• What you will do:
Here are some records. Copy each one exactly.

-- Start --

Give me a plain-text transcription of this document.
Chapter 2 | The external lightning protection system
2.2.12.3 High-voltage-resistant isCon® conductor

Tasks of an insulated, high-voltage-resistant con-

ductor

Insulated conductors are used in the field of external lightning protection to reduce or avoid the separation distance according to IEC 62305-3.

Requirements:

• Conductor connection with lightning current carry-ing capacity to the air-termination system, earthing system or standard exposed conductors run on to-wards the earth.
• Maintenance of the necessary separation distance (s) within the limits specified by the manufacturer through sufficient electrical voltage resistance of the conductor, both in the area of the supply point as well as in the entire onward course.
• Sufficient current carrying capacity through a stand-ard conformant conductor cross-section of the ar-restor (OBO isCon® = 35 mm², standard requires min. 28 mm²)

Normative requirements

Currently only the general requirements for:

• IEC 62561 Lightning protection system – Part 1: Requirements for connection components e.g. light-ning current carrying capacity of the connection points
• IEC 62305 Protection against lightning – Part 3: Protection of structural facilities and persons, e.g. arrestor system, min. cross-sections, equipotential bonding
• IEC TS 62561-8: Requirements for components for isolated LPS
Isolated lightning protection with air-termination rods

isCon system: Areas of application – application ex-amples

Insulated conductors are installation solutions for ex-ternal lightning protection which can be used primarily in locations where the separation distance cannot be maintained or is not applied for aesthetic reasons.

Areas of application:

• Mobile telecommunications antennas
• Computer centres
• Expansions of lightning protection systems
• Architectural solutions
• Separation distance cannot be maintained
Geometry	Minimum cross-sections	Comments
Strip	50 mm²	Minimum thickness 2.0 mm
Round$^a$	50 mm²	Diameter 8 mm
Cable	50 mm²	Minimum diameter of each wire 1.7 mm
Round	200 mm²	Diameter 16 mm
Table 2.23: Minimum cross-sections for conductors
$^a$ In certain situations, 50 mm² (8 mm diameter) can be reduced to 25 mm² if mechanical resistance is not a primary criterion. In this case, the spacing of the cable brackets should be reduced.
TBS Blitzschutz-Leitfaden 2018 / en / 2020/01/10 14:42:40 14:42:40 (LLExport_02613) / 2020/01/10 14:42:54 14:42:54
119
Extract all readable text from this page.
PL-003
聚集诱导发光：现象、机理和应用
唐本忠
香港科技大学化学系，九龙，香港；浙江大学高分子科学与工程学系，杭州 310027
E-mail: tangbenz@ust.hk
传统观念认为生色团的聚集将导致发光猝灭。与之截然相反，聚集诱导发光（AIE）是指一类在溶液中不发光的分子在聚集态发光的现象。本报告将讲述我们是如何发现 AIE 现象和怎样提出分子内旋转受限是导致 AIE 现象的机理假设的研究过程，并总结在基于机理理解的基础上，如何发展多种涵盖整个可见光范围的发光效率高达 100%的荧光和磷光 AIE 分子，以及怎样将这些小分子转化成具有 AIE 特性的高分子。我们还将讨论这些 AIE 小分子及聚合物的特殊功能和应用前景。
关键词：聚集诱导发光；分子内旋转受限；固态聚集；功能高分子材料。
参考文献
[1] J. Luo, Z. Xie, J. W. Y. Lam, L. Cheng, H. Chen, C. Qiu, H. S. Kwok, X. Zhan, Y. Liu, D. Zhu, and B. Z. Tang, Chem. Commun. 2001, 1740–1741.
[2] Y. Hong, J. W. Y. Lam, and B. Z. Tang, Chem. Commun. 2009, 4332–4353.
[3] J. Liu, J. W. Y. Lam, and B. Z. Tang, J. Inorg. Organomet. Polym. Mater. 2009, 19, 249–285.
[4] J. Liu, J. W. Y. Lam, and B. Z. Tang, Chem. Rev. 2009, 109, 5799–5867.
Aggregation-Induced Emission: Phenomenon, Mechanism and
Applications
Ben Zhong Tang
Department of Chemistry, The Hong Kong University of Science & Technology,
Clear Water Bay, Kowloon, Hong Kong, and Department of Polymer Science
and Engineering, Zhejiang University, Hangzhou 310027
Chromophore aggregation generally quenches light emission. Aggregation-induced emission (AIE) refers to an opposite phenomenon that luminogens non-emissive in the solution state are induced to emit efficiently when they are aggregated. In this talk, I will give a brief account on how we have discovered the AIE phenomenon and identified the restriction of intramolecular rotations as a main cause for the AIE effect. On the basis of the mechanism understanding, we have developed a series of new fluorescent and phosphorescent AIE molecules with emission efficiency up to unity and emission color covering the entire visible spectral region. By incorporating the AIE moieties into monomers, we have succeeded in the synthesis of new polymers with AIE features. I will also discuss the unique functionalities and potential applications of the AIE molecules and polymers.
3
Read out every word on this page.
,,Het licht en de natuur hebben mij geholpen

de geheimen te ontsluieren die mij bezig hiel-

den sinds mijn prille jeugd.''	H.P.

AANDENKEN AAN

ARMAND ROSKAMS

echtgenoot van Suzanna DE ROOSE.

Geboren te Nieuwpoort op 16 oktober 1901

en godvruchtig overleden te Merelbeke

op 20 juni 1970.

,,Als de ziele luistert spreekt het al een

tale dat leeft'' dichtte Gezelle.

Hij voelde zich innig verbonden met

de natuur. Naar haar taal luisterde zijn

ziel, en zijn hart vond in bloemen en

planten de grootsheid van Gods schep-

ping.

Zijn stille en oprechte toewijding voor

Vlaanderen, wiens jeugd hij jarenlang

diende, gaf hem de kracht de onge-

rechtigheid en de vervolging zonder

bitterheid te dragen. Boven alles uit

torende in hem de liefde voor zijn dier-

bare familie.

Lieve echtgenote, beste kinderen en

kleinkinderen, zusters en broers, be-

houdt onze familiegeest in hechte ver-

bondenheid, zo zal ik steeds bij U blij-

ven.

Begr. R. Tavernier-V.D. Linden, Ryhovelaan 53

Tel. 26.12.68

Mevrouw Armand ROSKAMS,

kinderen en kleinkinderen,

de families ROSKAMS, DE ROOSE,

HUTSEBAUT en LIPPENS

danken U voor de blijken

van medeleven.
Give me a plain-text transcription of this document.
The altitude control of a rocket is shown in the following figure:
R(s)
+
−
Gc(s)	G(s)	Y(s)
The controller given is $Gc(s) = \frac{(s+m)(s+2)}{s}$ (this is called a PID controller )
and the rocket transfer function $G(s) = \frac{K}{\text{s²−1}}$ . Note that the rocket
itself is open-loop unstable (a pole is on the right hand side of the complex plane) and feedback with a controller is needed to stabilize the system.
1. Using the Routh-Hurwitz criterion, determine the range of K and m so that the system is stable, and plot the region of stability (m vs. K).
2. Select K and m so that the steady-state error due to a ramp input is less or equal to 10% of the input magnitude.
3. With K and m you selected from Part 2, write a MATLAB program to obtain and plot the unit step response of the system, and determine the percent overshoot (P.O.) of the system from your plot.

-- End --

• Result of this exercise:
Give me a plain-text transcription of this document.
Chapter 2 | The external lightning protection system
2.2.12.3 High-voltage-resistant isCon® conductor

Tasks of an insulated, high-voltage-resistant con-

ductor

Insulated conductors are used in the field of external lightning protection to reduce or avoid the separation distance according to IEC 62305-3.

Requirements:

• Conductor connection with lightning current carry-ing capacity to the air-termination system, earthing system or standard exposed conductors run on to-wards the earth.
• Maintenance of the necessary separation distance (s) within the limits specified by the manufacturer through sufficient electrical voltage resistance of the conductor, both in the area of the supply point as well as in the entire onward course.
• Sufficient current carrying capacity through a stand-ard conformant conductor cross-section of the ar-restor (OBO isCon® = 35 mm², standard requires min. 28 mm²)

Normative requirements

Currently only the general requirements for:

• IEC 62561 Lightning protection system – Part 1: Requirements for connection components e.g. light-ning current carrying capacity of the connection points
• IEC 62305 Protection against lightning – Part 3: Protection of structural facilities and persons, e.g. arrestor system, min. cross-sections, equipotential bonding
• IEC TS 62561-8: Requirements for components for isolated LPS
Isolated lightning protection with air-termination rods

isCon system: Areas of application – application ex-amples

Insulated conductors are installation solutions for ex-ternal lightning protection which can be used primarily in locations where the separation distance cannot be maintained or is not applied for aesthetic reasons.

Areas of application:

• Mobile telecommunications antennas
• Computer centres
• Expansions of lightning protection systems
• Architectural solutions
• Separation distance cannot be maintained
Geometry	Minimum cross-sections	Comments
Strip	50 mm²	Minimum thickness 2.0 mm
Round$^a$	50 mm²	Diameter 8 mm
Cable	50 mm²	Minimum diameter of each wire 1.7 mm
Round	200 mm²	Diameter 16 mm
Table 2.23: Minimum cross-sections for conductors
$^a$ In certain situations, 50 mm² (8 mm diameter) can be reduced to 25 mm² if mechanical resistance is not a primary criterion. In this case, the spacing of the cable brackets should be reduced.
TBS Blitzschutz-Leitfaden 2018 / en / 2020/01/10 14:42:40 14:42:40 (LLExport_02613) / 2020/01/10 14:42:54 14:42:54
119
Extract all readable text from this page.
PL-003
聚集诱导发光：现象、机理和应用
唐本忠
香港科技大学化学系，九龙，香港；浙江大学高分子科学与工程学系，杭州 310027
E-mail: tangbenz@ust.hk
传统观念认为生色团的聚集将导致发光猝灭。与之截然相反，聚集诱导发光（AIE）是指一类在溶液中不发光的分子在聚集态发光的现象。本报告将讲述我们是如何发现 AIE 现象和怎样提出分子内旋转受限是导致 AIE 现象的机理假设的研究过程，并总结在基于机理理解的基础上，如何发展多种涵盖整个可见光范围的发光效率高达 100%的荧光和磷光 AIE 分子，以及怎样将这些小分子转化成具有 AIE 特性的高分子。我们还将讨论这些 AIE 小分子及聚合物的特殊功能和应用前景。
关键词：聚集诱导发光；分子内旋转受限；固态聚集；功能高分子材料。
参考文献
[1] J. Luo, Z. Xie, J. W. Y. Lam, L. Cheng, H. Chen, C. Qiu, H. S. Kwok, X. Zhan, Y. Liu, D. Zhu, and B. Z. Tang, Chem. Commun. 2001, 1740–1741.
[2] Y. Hong, J. W. Y. Lam, and B. Z. Tang, Chem. Commun. 2009, 4332–4353.
[3] J. Liu, J. W. Y. Lam, and B. Z. Tang, J. Inorg. Organomet. Polym. Mater. 2009, 19, 249–285.
[4] J. Liu, J. W. Y. Lam, and B. Z. Tang, Chem. Rev. 2009, 109, 5799–5867.
Aggregation-Induced Emission: Phenomenon, Mechanism and
Applications
Ben Zhong Tang
Department of Chemistry, The Hong Kong University of Science & Technology,
Clear Water Bay, Kowloon, Hong Kong, and Department of Polymer Science
and Engineering, Zhejiang University, Hangzhou 310027
Chromophore aggregation generally quenches light emission. Aggregation-induced emission (AIE) refers to an opposite phenomenon that luminogens non-emissive in the solution state are induced to emit efficiently when they are aggregated. In this talk, I will give a brief account on how we have discovered the AIE phenomenon and identified the restriction of intramolecular rotations as a main cause for the AIE effect. On the basis of the mechanism understanding, we have developed a series of new fluorescent and phosphorescent AIE molecules with emission efficiency up to unity and emission color covering the entire visible spectral region. By incorporating the AIE moieties into monomers, we have succeeded in the synthesis of new polymers with AIE features. I will also discuss the unique functionalities and potential applications of the AIE molecules and polymers.
3
Read out every word on this page.
,,Het licht en de natuur hebben mij geholpen

de geheimen te ontsluieren die mij bezig hiel-

den sinds mijn prille jeugd.''	H.P.

AANDENKEN AAN

ARMAND ROSKAMS

echtgenoot van Suzanna DE ROOSE.

Geboren te Nieuwpoort op 16 oktober 1901

en godvruchtig overleden te Merelbeke

op 20 juni 1970.

,,Als de ziele luistert spreekt het al een

tale dat leeft'' dichtte Gezelle.

Hij voelde zich innig verbonden met

de natuur. Naar haar taal luisterde zijn

ziel, en zijn hart vond in bloemen en

planten de grootsheid van Gods schep-

ping.

Zijn stille en oprechte toewijding voor

Vlaanderen, wiens jeugd hij jarenlang

diende, gaf hem de kracht de onge-

rechtigheid en de vervolging zonder

bitterheid te dragen. Boven alles uit

torende in hem de liefde voor zijn dier-

bare familie.

Lieve echtgenote, beste kinderen en

kleinkinderen, zusters en broers, be-

houdt onze familiegeest in hechte ver-

bondenheid, zo zal ik steeds bij U blij-

ven.

Begr. R. Tavernier-V.D. Linden, Ryhovelaan 53

Tel. 26.12.68

Mevrouw Armand ROSKAMS,

kinderen en kleinkinderen,

de families ROSKAMS, DE ROOSE,

HUTSEBAUT en LIPPENS

danken U voor de blijken

van medeleven.
Give me a plain-text transcription of this document.
The altitude control of a rocket is shown in the following figure:
R(s)
+
−
Gc(s)	G(s)	Y(s)
The controller given is $Gc(s) = \frac{(s+m)(s+2)}{s}$ (this is called a PID controller )
and the rocket transfer function $G(s) = \frac{K}{\text{s²−1}}$ . Note that the rocket
itself is open-loop unstable (a pole is on the right hand side of the complex plane) and feedback with a controller is needed to stabilize the system.
1. Using the Routh-Hurwitz criterion, determine the range of K and m so that the system is stable, and plot the region of stability (m vs. K).
2. Select K and m so that the steady-state error due to a ramp input is less or equal to 10% of the input magnitude.
3. With K and m you selected from Part 2, write a MATLAB program to obtain and plot the unit step response of the system, and determine the percent overshoot (P.O.) of the system from your plot.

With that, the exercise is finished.